>> Start RAW RECORDS
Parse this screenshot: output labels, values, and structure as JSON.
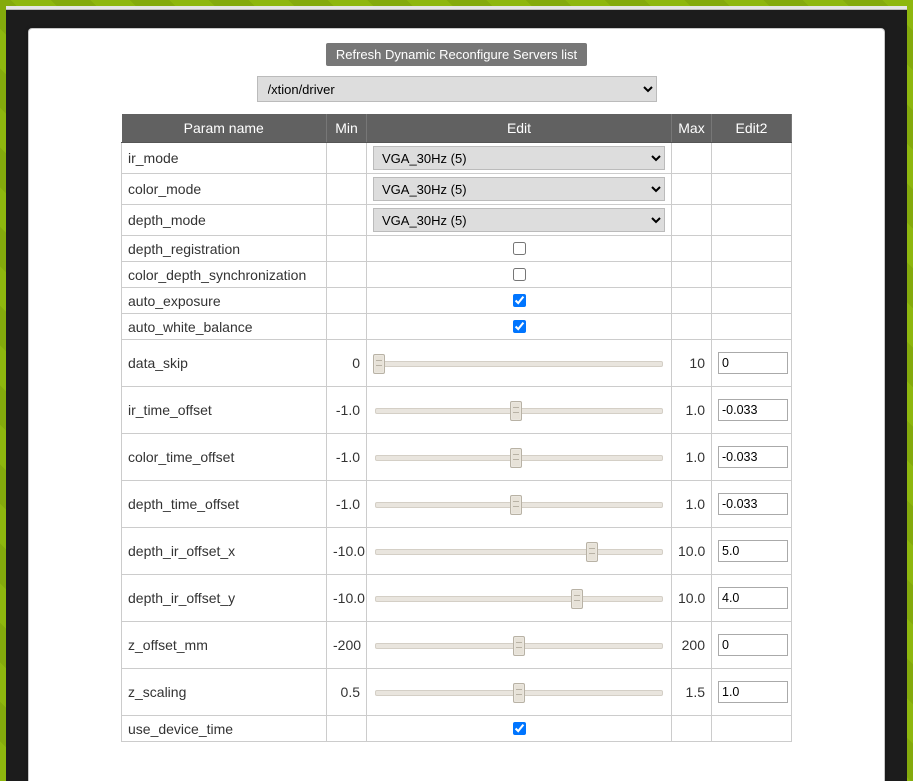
{
  "header": {
    "refresh_label": "Refresh Dynamic Reconfigure Servers list",
    "server_selected": "/xtion/driver"
  },
  "columns": {
    "name": "Param name",
    "min": "Min",
    "edit": "Edit",
    "max": "Max",
    "edit2": "Edit2"
  },
  "params": [
    {
      "name": "ir_mode",
      "type": "select",
      "value": "VGA_30Hz (5)"
    },
    {
      "name": "color_mode",
      "type": "select",
      "value": "VGA_30Hz (5)"
    },
    {
      "name": "depth_mode",
      "type": "select",
      "value": "VGA_30Hz (5)"
    },
    {
      "name": "depth_registration",
      "type": "checkbox",
      "checked": false
    },
    {
      "name": "color_depth_synchronization",
      "type": "checkbox",
      "checked": false
    },
    {
      "name": "auto_exposure",
      "type": "checkbox",
      "checked": true
    },
    {
      "name": "auto_white_balance",
      "type": "checkbox",
      "checked": true
    },
    {
      "name": "data_skip",
      "type": "slider",
      "min": "0",
      "max": "10",
      "edit2": "0",
      "thumb_pct": 2
    },
    {
      "name": "ir_time_offset",
      "type": "slider",
      "min": "-1.0",
      "max": "1.0",
      "edit2": "-0.033",
      "thumb_pct": 49
    },
    {
      "name": "color_time_offset",
      "type": "slider",
      "min": "-1.0",
      "max": "1.0",
      "edit2": "-0.033",
      "thumb_pct": 49
    },
    {
      "name": "depth_time_offset",
      "type": "slider",
      "min": "-1.0",
      "max": "1.0",
      "edit2": "-0.033",
      "thumb_pct": 49
    },
    {
      "name": "depth_ir_offset_x",
      "type": "slider",
      "min": "-10.0",
      "max": "10.0",
      "edit2": "5.0",
      "thumb_pct": 75
    },
    {
      "name": "depth_ir_offset_y",
      "type": "slider",
      "min": "-10.0",
      "max": "10.0",
      "edit2": "4.0",
      "thumb_pct": 70
    },
    {
      "name": "z_offset_mm",
      "type": "slider",
      "min": "-200",
      "max": "200",
      "edit2": "0",
      "thumb_pct": 50
    },
    {
      "name": "z_scaling",
      "type": "slider",
      "min": "0.5",
      "max": "1.5",
      "edit2": "1.0",
      "thumb_pct": 50
    },
    {
      "name": "use_device_time",
      "type": "checkbox",
      "checked": true
    }
  ]
}
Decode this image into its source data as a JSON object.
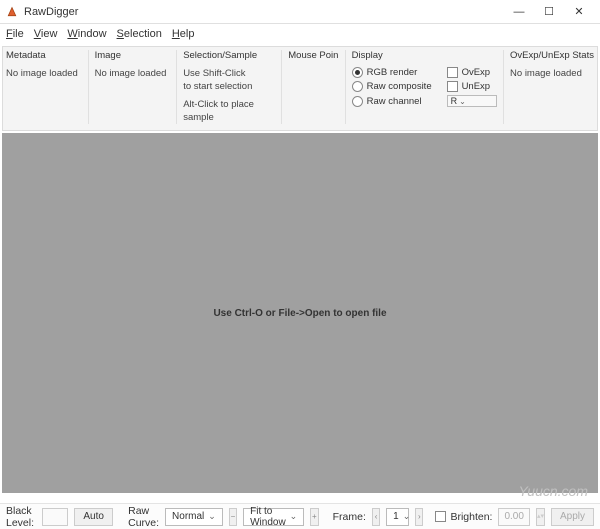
{
  "title": "RawDigger",
  "menu": {
    "file": "File",
    "view": "View",
    "window": "Window",
    "selection": "Selection",
    "help": "Help"
  },
  "panels": {
    "metadata": {
      "header": "Metadata",
      "body": "No image loaded"
    },
    "image": {
      "header": "Image",
      "body": "No image loaded"
    },
    "selection": {
      "header": "Selection/Sample",
      "line1": "Use Shift-Click",
      "line2": "to start selection",
      "line3": "Alt-Click to place",
      "line4": "sample"
    },
    "mouse": {
      "header": "Mouse Poin"
    },
    "display": {
      "header": "Display",
      "rgb_render": "RGB render",
      "raw_composite": "Raw composite",
      "raw_channel": "Raw channel",
      "channel_sel": "R",
      "ovexp": "OvExp",
      "unexp": "UnExp"
    },
    "stats": {
      "header": "OvExp/UnExp Stats",
      "body": "No image loaded"
    }
  },
  "canvas_hint": "Use Ctrl-O or File->Open to open file",
  "status": {
    "black_level_label": "Black Level:",
    "auto": "Auto",
    "raw_curve_label": "Raw Curve:",
    "raw_curve_value": "Normal",
    "zoom": "Fit to Window",
    "frame_label": "Frame:",
    "frame_value": "1",
    "brighten_label": "Brighten:",
    "brighten_value": "0.00",
    "apply": "Apply"
  },
  "watermark": "Yuucn.com"
}
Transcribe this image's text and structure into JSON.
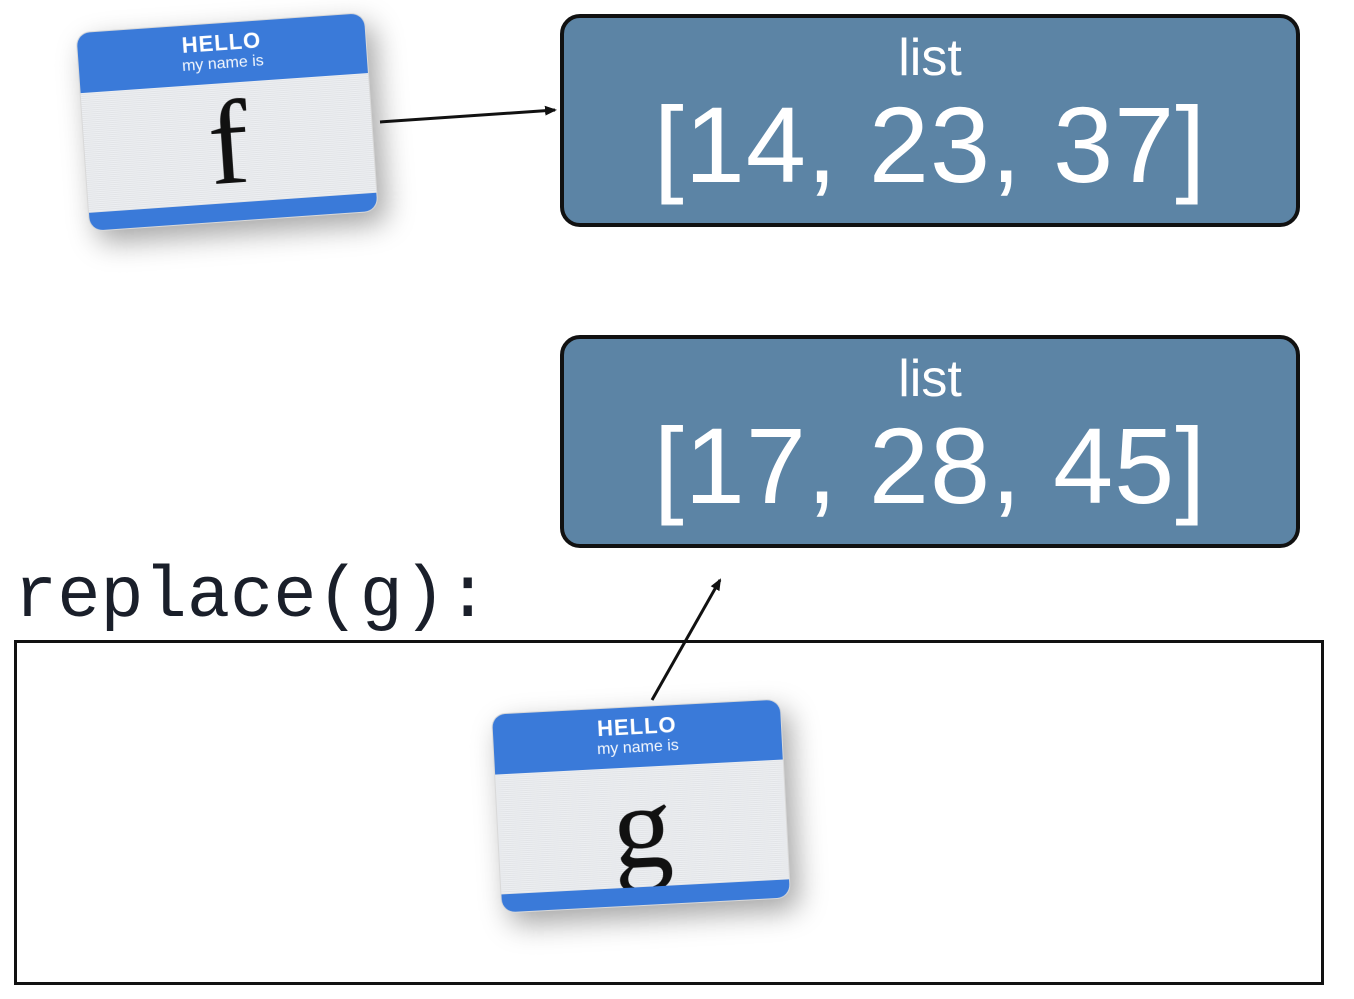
{
  "tag_f": {
    "hello": "HELLO",
    "myname": "my name is",
    "letter": "f"
  },
  "tag_g": {
    "hello": "HELLO",
    "myname": "my name is",
    "letter": "g"
  },
  "list1": {
    "type": "list",
    "value": "[14, 23, 37]"
  },
  "list2": {
    "type": "list",
    "value": "[17, 28, 45]"
  },
  "function_label": "replace(g):",
  "colors": {
    "tag_blue": "#3a7ad9",
    "box_blue": "#5c84a5",
    "ink": "#111111"
  }
}
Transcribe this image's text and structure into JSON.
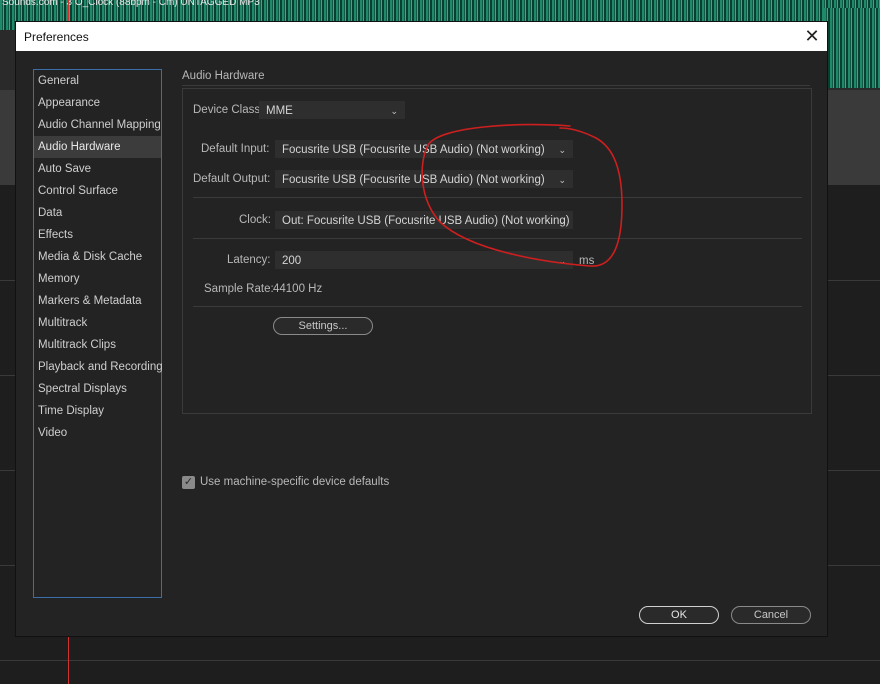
{
  "background": {
    "title_text": "Sounds.com - 3 O_Clock (88bpm - Cm) UNTAGGED MP3"
  },
  "dialog": {
    "title": "Preferences",
    "close_glyph": "✕"
  },
  "sidebar": {
    "items": [
      {
        "label": "General"
      },
      {
        "label": "Appearance"
      },
      {
        "label": "Audio Channel Mapping"
      },
      {
        "label": "Audio Hardware",
        "selected": true
      },
      {
        "label": "Auto Save"
      },
      {
        "label": "Control Surface"
      },
      {
        "label": "Data"
      },
      {
        "label": "Effects"
      },
      {
        "label": "Media & Disk Cache"
      },
      {
        "label": "Memory"
      },
      {
        "label": "Markers & Metadata"
      },
      {
        "label": "Multitrack"
      },
      {
        "label": "Multitrack Clips"
      },
      {
        "label": "Playback and Recording"
      },
      {
        "label": "Spectral Displays"
      },
      {
        "label": "Time Display"
      },
      {
        "label": "Video"
      }
    ]
  },
  "audio_hardware": {
    "section_title": "Audio Hardware",
    "device_class_label": "Device Class:",
    "device_class_value": "MME",
    "default_input_label": "Default Input:",
    "default_input_value": "Focusrite USB (Focusrite USB Audio) (Not working)",
    "default_output_label": "Default Output:",
    "default_output_value": "Focusrite USB (Focusrite USB Audio) (Not working)",
    "clock_label": "Clock:",
    "clock_value": "Out: Focusrite USB (Focusrite USB Audio) (Not working)",
    "latency_label": "Latency:",
    "latency_value": "200",
    "latency_unit": "ms",
    "sample_rate_label": "Sample Rate:",
    "sample_rate_value": "44100 Hz",
    "settings_button": "Settings..."
  },
  "machine_defaults": {
    "checked": true,
    "label": "Use machine-specific device defaults"
  },
  "footer": {
    "ok_label": "OK",
    "cancel_label": "Cancel"
  },
  "icons": {
    "dropdown_chevron": "chevron-down-icon",
    "checkbox_mark": "✓"
  },
  "colors": {
    "dialog_bg": "#232323",
    "sidebar_border": "#3b6ea8",
    "annotation_red": "#cc1f1f",
    "playhead_red": "#d13333"
  }
}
>> End RAW RECORDS
- [TO DO]
Quote the material exactly. Pictures stay out.

- [EXPECTED ANSWER]
Parse this screenshot: output labels, values, and structure as JSON.
{
  "header": {
    "refresh_label": "Refresh Dynamic Reconfigure Servers list",
    "server_selected": "/xtion/driver"
  },
  "columns": {
    "name": "Param name",
    "min": "Min",
    "edit": "Edit",
    "max": "Max",
    "edit2": "Edit2"
  },
  "params": [
    {
      "name": "ir_mode",
      "type": "select",
      "value": "VGA_30Hz (5)"
    },
    {
      "name": "color_mode",
      "type": "select",
      "value": "VGA_30Hz (5)"
    },
    {
      "name": "depth_mode",
      "type": "select",
      "value": "VGA_30Hz (5)"
    },
    {
      "name": "depth_registration",
      "type": "checkbox",
      "checked": false
    },
    {
      "name": "color_depth_synchronization",
      "type": "checkbox",
      "checked": false
    },
    {
      "name": "auto_exposure",
      "type": "checkbox",
      "checked": true
    },
    {
      "name": "auto_white_balance",
      "type": "checkbox",
      "checked": true
    },
    {
      "name": "data_skip",
      "type": "slider",
      "min": "0",
      "max": "10",
      "edit2": "0",
      "thumb_pct": 2
    },
    {
      "name": "ir_time_offset",
      "type": "slider",
      "min": "-1.0",
      "max": "1.0",
      "edit2": "-0.033",
      "thumb_pct": 49
    },
    {
      "name": "color_time_offset",
      "type": "slider",
      "min": "-1.0",
      "max": "1.0",
      "edit2": "-0.033",
      "thumb_pct": 49
    },
    {
      "name": "depth_time_offset",
      "type": "slider",
      "min": "-1.0",
      "max": "1.0",
      "edit2": "-0.033",
      "thumb_pct": 49
    },
    {
      "name": "depth_ir_offset_x",
      "type": "slider",
      "min": "-10.0",
      "max": "10.0",
      "edit2": "5.0",
      "thumb_pct": 75
    },
    {
      "name": "depth_ir_offset_y",
      "type": "slider",
      "min": "-10.0",
      "max": "10.0",
      "edit2": "4.0",
      "thumb_pct": 70
    },
    {
      "name": "z_offset_mm",
      "type": "slider",
      "min": "-200",
      "max": "200",
      "edit2": "0",
      "thumb_pct": 50
    },
    {
      "name": "z_scaling",
      "type": "slider",
      "min": "0.5",
      "max": "1.5",
      "edit2": "1.0",
      "thumb_pct": 50
    },
    {
      "name": "use_device_time",
      "type": "checkbox",
      "checked": true
    }
  ]
}
Decode this image into its source data as a JSON object.
{
  "title": "RawDigger",
  "menu": {
    "file": "File",
    "view": "View",
    "window": "Window",
    "selection": "Selection",
    "help": "Help"
  },
  "panels": {
    "metadata": {
      "header": "Metadata",
      "body": "No image loaded"
    },
    "image": {
      "header": "Image",
      "body": "No image loaded"
    },
    "selection": {
      "header": "Selection/Sample",
      "line1": "Use Shift-Click",
      "line2": "to start selection",
      "line3": "Alt-Click to place",
      "line4": "sample"
    },
    "mouse": {
      "header": "Mouse Poin"
    },
    "display": {
      "header": "Display",
      "rgb_render": "RGB render",
      "raw_composite": "Raw composite",
      "raw_channel": "Raw channel",
      "channel_sel": "R",
      "ovexp": "OvExp",
      "unexp": "UnExp"
    },
    "stats": {
      "header": "OvExp/UnExp Stats",
      "body": "No image loaded"
    }
  },
  "canvas_hint": "Use Ctrl-O or File->Open to open file",
  "status": {
    "black_level_label": "Black Level:",
    "auto": "Auto",
    "raw_curve_label": "Raw Curve:",
    "raw_curve_value": "Normal",
    "zoom": "Fit to Window",
    "frame_label": "Frame:",
    "frame_value": "1",
    "brighten_label": "Brighten:",
    "brighten_value": "0.00",
    "apply": "Apply"
  },
  "watermark": "Yuucn.com"
}
Transcribe this image's text and structure into JSON.
{
  "tag_f": {
    "hello": "HELLO",
    "myname": "my name is",
    "letter": "f"
  },
  "tag_g": {
    "hello": "HELLO",
    "myname": "my name is",
    "letter": "g"
  },
  "list1": {
    "type": "list",
    "value": "[14, 23, 37]"
  },
  "list2": {
    "type": "list",
    "value": "[17, 28, 45]"
  },
  "function_label": "replace(g):",
  "colors": {
    "tag_blue": "#3a7ad9",
    "box_blue": "#5c84a5",
    "ink": "#111111"
  }
}
Transcribe this image's text and structure into JSON.
{
  "background": {
    "title_text": "Sounds.com - 3 O_Clock (88bpm - Cm) UNTAGGED MP3"
  },
  "dialog": {
    "title": "Preferences",
    "close_glyph": "✕"
  },
  "sidebar": {
    "items": [
      {
        "label": "General"
      },
      {
        "label": "Appearance"
      },
      {
        "label": "Audio Channel Mapping"
      },
      {
        "label": "Audio Hardware",
        "selected": true
      },
      {
        "label": "Auto Save"
      },
      {
        "label": "Control Surface"
      },
      {
        "label": "Data"
      },
      {
        "label": "Effects"
      },
      {
        "label": "Media & Disk Cache"
      },
      {
        "label": "Memory"
      },
      {
        "label": "Markers & Metadata"
      },
      {
        "label": "Multitrack"
      },
      {
        "label": "Multitrack Clips"
      },
      {
        "label": "Playback and Recording"
      },
      {
        "label": "Spectral Displays"
      },
      {
        "label": "Time Display"
      },
      {
        "label": "Video"
      }
    ]
  },
  "audio_hardware": {
    "section_title": "Audio Hardware",
    "device_class_label": "Device Class:",
    "device_class_value": "MME",
    "default_input_label": "Default Input:",
    "default_input_value": "Focusrite USB (Focusrite USB Audio) (Not working)",
    "default_output_label": "Default Output:",
    "default_output_value": "Focusrite USB (Focusrite USB Audio) (Not working)",
    "clock_label": "Clock:",
    "clock_value": "Out: Focusrite USB (Focusrite USB Audio) (Not working)",
    "latency_label": "Latency:",
    "latency_value": "200",
    "latency_unit": "ms",
    "sample_rate_label": "Sample Rate:",
    "sample_rate_value": "44100 Hz",
    "settings_button": "Settings..."
  },
  "machine_defaults": {
    "checked": true,
    "label": "Use machine-specific device defaults"
  },
  "footer": {
    "ok_label": "OK",
    "cancel_label": "Cancel"
  },
  "icons": {
    "dropdown_chevron": "chevron-down-icon",
    "checkbox_mark": "✓"
  },
  "colors": {
    "dialog_bg": "#232323",
    "sidebar_border": "#3b6ea8",
    "annotation_red": "#cc1f1f",
    "playhead_red": "#d13333"
  }
}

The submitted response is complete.